### [SET EXERCISE]
Give every entry again, word for word and in full.

### [PROVIDED RECORDS]
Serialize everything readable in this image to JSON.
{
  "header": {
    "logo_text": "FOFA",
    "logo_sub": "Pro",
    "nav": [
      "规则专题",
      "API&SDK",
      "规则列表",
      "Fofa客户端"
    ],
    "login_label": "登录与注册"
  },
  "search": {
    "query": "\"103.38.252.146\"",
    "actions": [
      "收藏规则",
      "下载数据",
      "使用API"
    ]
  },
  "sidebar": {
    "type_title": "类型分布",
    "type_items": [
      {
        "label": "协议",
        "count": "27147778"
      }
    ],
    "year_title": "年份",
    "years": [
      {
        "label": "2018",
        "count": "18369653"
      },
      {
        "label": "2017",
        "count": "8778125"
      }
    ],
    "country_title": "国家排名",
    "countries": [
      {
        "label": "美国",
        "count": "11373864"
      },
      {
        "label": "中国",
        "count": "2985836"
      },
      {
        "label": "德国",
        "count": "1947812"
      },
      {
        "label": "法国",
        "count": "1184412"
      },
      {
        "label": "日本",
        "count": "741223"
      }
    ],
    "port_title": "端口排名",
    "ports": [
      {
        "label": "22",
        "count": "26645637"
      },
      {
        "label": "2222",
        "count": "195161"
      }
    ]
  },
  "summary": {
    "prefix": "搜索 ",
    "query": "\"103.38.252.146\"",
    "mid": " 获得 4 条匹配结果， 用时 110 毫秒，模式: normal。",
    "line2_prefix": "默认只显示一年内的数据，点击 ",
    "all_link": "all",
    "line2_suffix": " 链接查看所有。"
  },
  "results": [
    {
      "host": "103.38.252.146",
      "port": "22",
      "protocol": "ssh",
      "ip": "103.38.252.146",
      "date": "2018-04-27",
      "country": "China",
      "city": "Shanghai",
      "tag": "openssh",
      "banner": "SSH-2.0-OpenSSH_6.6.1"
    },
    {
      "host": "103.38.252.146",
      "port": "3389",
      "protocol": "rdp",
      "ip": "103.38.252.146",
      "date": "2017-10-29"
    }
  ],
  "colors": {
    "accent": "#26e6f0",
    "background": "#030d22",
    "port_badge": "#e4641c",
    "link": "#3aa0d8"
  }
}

### [EXPECTED ANSWER]
Serialize everything readable in this image to JSON.
{
  "header": {
    "logo_text": "FOFA",
    "logo_sub": "Pro",
    "nav": [
      "规则专题",
      "API&SDK",
      "规则列表",
      "Fofa客户端"
    ],
    "login_label": "登录与注册"
  },
  "search": {
    "query": "\"103.38.252.146\"",
    "actions": [
      "收藏规则",
      "下载数据",
      "使用API"
    ]
  },
  "sidebar": {
    "type_title": "类型分布",
    "type_items": [
      {
        "label": "协议",
        "count": "27147778"
      }
    ],
    "year_title": "年份",
    "years": [
      {
        "label": "2018",
        "count": "18369653"
      },
      {
        "label": "2017",
        "count": "8778125"
      }
    ],
    "country_title": "国家排名",
    "countries": [
      {
        "label": "美国",
        "count": "11373864"
      },
      {
        "label": "中国",
        "count": "2985836"
      },
      {
        "label": "德国",
        "count": "1947812"
      },
      {
        "label": "法国",
        "count": "1184412"
      },
      {
        "label": "日本",
        "count": "741223"
      }
    ],
    "port_title": "端口排名",
    "ports": [
      {
        "label": "22",
        "count": "26645637"
      },
      {
        "label": "2222",
        "count": "195161"
      }
    ]
  },
  "summary": {
    "prefix": "搜索 ",
    "query": "\"103.38.252.146\"",
    "mid": " 获得 4 条匹配结果， 用时 110 毫秒，模式: normal。",
    "line2_prefix": "默认只显示一年内的数据，点击 ",
    "all_link": "all",
    "line2_suffix": " 链接查看所有。"
  },
  "results": [
    {
      "host": "103.38.252.146",
      "port": "22",
      "protocol": "ssh",
      "ip": "103.38.252.146",
      "date": "2018-04-27",
      "country": "China",
      "city": "Shanghai",
      "tag": "openssh",
      "banner": "SSH-2.0-OpenSSH_6.6.1"
    },
    {
      "host": "103.38.252.146",
      "port": "3389",
      "protocol": "rdp",
      "ip": "103.38.252.146",
      "date": "2017-10-29"
    }
  ],
  "colors": {
    "accent": "#26e6f0",
    "background": "#030d22",
    "port_badge": "#e4641c",
    "link": "#3aa0d8"
  }
}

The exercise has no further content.